• [Material provided]
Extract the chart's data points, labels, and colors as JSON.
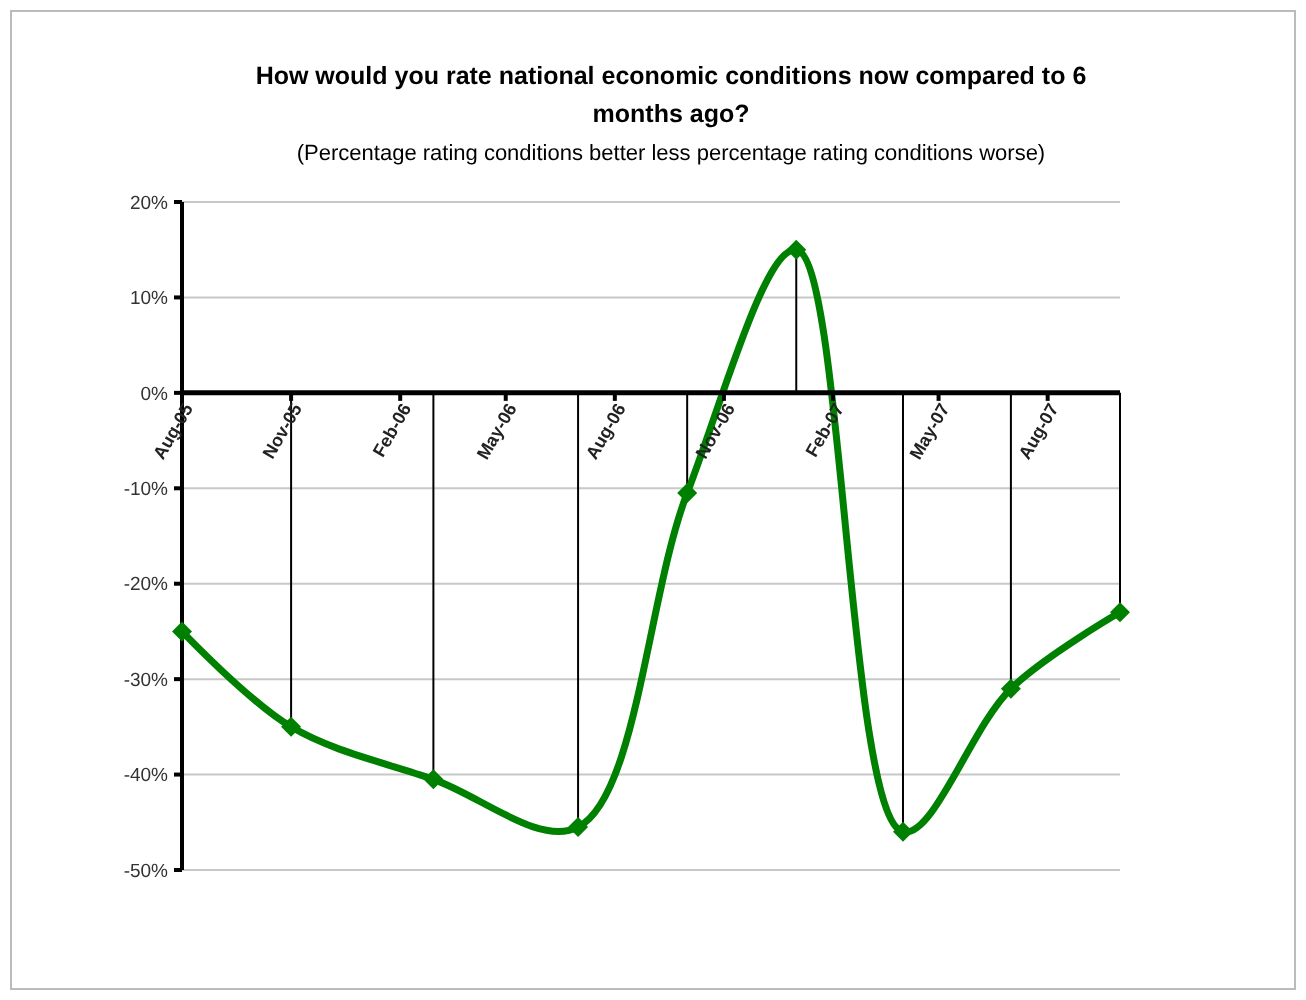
{
  "chart_data": {
    "type": "line",
    "title": "How would you rate national economic conditions now compared to 6 months ago?",
    "subtitle": "(Percentage rating conditions better less percentage rating conditions worse)",
    "x": [
      "2005-08",
      "2005-11",
      "2006-03",
      "2006-07",
      "2006-10",
      "2007-01",
      "2007-04",
      "2007-07",
      "2007-10"
    ],
    "series": [
      {
        "color": "#008000",
        "values": [
          -25,
          -35,
          -40.5,
          -45.5,
          -10.5,
          15,
          -46,
          -31,
          -23
        ],
        "errors": [
          [
            -25,
            0
          ],
          [
            -35,
            0
          ],
          [
            -40.5,
            0
          ],
          [
            -45.5,
            0
          ],
          [
            -10.5,
            0
          ],
          [
            0,
            15
          ],
          [
            -46,
            0
          ],
          [
            -31,
            0
          ],
          [
            -23,
            0
          ]
        ]
      }
    ],
    "xlim": [
      "2005-08",
      "2007-10"
    ],
    "xticks": [
      {
        "value": "2005-08",
        "label": "Aug-05"
      },
      {
        "value": "2005-11",
        "label": "Nov-05"
      },
      {
        "value": "2006-02",
        "label": "Feb-06"
      },
      {
        "value": "2006-05",
        "label": "May-06"
      },
      {
        "value": "2006-08",
        "label": "Aug-06"
      },
      {
        "value": "2006-11",
        "label": "Nov-06"
      },
      {
        "value": "2007-02",
        "label": "Feb-07"
      },
      {
        "value": "2007-05",
        "label": "May-07"
      },
      {
        "value": "2007-08",
        "label": "Aug-07"
      }
    ],
    "ylim": [
      -50,
      20
    ],
    "yticks": [
      {
        "value": -50,
        "label": "-50%"
      },
      {
        "value": -40,
        "label": "-40%"
      },
      {
        "value": -30,
        "label": "-30%"
      },
      {
        "value": -20,
        "label": "-20%"
      },
      {
        "value": -10,
        "label": "-10%"
      },
      {
        "value": 0,
        "label": "0%"
      },
      {
        "value": 10,
        "label": "10%"
      },
      {
        "value": 20,
        "label": "20%"
      }
    ],
    "grid": "y",
    "marker": "diamond",
    "line_style": "solid"
  }
}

• [Job] Without the pictures, extract every entry verbatim.

• [Task solution]
Extract the chart's data points, labels, and colors as JSON.
{
  "chart_data": {
    "type": "line",
    "title": "How would you rate national economic conditions now compared to 6 months ago?",
    "subtitle": "(Percentage rating conditions better less percentage rating conditions worse)",
    "x": [
      "2005-08",
      "2005-11",
      "2006-03",
      "2006-07",
      "2006-10",
      "2007-01",
      "2007-04",
      "2007-07",
      "2007-10"
    ],
    "series": [
      {
        "color": "#008000",
        "values": [
          -25,
          -35,
          -40.5,
          -45.5,
          -10.5,
          15,
          -46,
          -31,
          -23
        ],
        "errors": [
          [
            -25,
            0
          ],
          [
            -35,
            0
          ],
          [
            -40.5,
            0
          ],
          [
            -45.5,
            0
          ],
          [
            -10.5,
            0
          ],
          [
            0,
            15
          ],
          [
            -46,
            0
          ],
          [
            -31,
            0
          ],
          [
            -23,
            0
          ]
        ]
      }
    ],
    "xlim": [
      "2005-08",
      "2007-10"
    ],
    "xticks": [
      {
        "value": "2005-08",
        "label": "Aug-05"
      },
      {
        "value": "2005-11",
        "label": "Nov-05"
      },
      {
        "value": "2006-02",
        "label": "Feb-06"
      },
      {
        "value": "2006-05",
        "label": "May-06"
      },
      {
        "value": "2006-08",
        "label": "Aug-06"
      },
      {
        "value": "2006-11",
        "label": "Nov-06"
      },
      {
        "value": "2007-02",
        "label": "Feb-07"
      },
      {
        "value": "2007-05",
        "label": "May-07"
      },
      {
        "value": "2007-08",
        "label": "Aug-07"
      }
    ],
    "ylim": [
      -50,
      20
    ],
    "yticks": [
      {
        "value": -50,
        "label": "-50%"
      },
      {
        "value": -40,
        "label": "-40%"
      },
      {
        "value": -30,
        "label": "-30%"
      },
      {
        "value": -20,
        "label": "-20%"
      },
      {
        "value": -10,
        "label": "-10%"
      },
      {
        "value": 0,
        "label": "0%"
      },
      {
        "value": 10,
        "label": "10%"
      },
      {
        "value": 20,
        "label": "20%"
      }
    ],
    "grid": "y",
    "marker": "diamond",
    "line_style": "solid"
  }
}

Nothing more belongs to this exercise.